**Data for this task**:

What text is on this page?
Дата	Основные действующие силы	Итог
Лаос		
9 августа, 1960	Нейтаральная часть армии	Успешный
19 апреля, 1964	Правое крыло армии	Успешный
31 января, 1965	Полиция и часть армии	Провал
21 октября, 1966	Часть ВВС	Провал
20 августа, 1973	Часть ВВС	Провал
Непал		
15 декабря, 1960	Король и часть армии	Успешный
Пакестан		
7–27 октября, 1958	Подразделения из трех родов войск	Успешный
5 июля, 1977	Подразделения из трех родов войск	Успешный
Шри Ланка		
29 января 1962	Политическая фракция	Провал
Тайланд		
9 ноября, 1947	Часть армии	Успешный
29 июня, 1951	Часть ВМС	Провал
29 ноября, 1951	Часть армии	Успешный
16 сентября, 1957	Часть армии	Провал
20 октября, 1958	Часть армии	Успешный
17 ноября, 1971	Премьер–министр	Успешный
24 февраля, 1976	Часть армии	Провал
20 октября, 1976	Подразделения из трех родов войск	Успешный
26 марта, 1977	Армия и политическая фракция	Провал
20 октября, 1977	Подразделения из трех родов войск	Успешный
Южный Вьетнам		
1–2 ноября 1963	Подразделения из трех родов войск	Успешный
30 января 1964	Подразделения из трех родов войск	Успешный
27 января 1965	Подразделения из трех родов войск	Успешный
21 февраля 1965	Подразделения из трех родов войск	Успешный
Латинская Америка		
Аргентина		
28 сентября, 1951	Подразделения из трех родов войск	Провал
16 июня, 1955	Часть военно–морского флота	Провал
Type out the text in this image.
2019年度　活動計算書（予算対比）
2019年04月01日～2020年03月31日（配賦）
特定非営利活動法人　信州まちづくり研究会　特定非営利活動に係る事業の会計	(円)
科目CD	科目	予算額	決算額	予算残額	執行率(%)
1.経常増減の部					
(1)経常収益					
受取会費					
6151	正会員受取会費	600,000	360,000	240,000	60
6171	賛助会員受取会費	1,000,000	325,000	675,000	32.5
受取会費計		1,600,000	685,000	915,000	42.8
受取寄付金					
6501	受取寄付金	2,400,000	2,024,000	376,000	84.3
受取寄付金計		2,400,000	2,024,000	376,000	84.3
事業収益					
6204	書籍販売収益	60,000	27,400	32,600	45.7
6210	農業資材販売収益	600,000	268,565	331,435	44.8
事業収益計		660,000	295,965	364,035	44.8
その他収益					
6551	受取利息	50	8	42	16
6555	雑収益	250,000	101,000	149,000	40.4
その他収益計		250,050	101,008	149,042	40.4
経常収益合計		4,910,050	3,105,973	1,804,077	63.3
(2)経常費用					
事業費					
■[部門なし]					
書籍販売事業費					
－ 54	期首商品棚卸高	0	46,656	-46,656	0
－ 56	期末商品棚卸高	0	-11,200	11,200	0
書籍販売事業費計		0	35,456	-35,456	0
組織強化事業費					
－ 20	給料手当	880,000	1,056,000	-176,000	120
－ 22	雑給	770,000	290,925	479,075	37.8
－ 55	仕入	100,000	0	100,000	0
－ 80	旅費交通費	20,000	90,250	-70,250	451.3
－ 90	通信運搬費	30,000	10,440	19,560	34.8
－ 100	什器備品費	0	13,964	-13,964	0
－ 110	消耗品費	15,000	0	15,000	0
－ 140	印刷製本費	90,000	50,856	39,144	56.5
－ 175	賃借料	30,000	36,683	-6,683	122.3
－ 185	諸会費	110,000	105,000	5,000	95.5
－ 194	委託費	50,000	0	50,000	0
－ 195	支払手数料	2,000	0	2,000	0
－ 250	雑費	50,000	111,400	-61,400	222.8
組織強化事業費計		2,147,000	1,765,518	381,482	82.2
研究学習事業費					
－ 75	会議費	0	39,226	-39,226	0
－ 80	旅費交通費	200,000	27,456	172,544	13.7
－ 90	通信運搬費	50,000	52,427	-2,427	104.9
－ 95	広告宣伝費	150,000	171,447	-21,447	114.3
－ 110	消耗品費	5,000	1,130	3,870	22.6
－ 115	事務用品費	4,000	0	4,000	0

**Aim of the task**:
Which lines contain the word "旅費交通費"? Return each of them.

**Solution to the problem**:
－ 80	旅費交通費	20,000	90,250	-70,250	451.3
－ 80	旅費交通費	200,000	27,456	172,544	13.7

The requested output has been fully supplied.